§ **WORK TO BE COMPLETED**: Pull out every line in the data that has the string "Simeon" in it.

§ **STORED ROWS**:
<<<<

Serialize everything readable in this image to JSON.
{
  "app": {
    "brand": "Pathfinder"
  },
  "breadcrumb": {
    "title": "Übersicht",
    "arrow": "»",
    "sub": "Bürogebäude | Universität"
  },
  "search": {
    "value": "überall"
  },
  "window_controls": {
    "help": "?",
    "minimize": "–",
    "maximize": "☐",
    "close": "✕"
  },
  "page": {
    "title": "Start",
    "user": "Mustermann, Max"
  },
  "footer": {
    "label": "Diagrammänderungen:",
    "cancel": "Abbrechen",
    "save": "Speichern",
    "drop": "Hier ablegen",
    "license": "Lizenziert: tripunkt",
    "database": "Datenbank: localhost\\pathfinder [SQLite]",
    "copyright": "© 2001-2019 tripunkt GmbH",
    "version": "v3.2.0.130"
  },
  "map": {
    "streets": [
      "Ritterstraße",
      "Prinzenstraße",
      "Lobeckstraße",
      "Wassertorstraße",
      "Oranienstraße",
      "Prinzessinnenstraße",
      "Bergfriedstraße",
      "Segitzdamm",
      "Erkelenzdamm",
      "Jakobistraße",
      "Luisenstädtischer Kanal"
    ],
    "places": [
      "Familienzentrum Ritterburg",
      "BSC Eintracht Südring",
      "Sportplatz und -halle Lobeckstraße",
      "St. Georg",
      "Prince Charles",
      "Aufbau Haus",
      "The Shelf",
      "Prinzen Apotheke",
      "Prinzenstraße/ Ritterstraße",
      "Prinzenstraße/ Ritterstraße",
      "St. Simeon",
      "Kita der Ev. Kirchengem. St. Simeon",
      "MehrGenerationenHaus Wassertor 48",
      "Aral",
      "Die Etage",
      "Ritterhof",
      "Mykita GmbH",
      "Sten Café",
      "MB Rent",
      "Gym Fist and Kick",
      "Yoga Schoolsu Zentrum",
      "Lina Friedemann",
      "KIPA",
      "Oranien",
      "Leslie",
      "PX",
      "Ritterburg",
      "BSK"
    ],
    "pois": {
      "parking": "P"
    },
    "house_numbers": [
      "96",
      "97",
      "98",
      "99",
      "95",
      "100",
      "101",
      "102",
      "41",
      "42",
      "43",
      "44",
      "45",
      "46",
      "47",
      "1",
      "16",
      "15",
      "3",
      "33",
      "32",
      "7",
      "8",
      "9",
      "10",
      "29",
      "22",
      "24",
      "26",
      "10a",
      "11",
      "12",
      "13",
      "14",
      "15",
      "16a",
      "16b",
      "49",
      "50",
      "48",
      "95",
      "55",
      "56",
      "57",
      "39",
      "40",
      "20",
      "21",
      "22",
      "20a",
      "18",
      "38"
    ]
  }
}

>>>>

§ **TASK OUTPUT**:
      "St. Simeon",
      "Kita der Ev. Kirchengem. St. Simeon",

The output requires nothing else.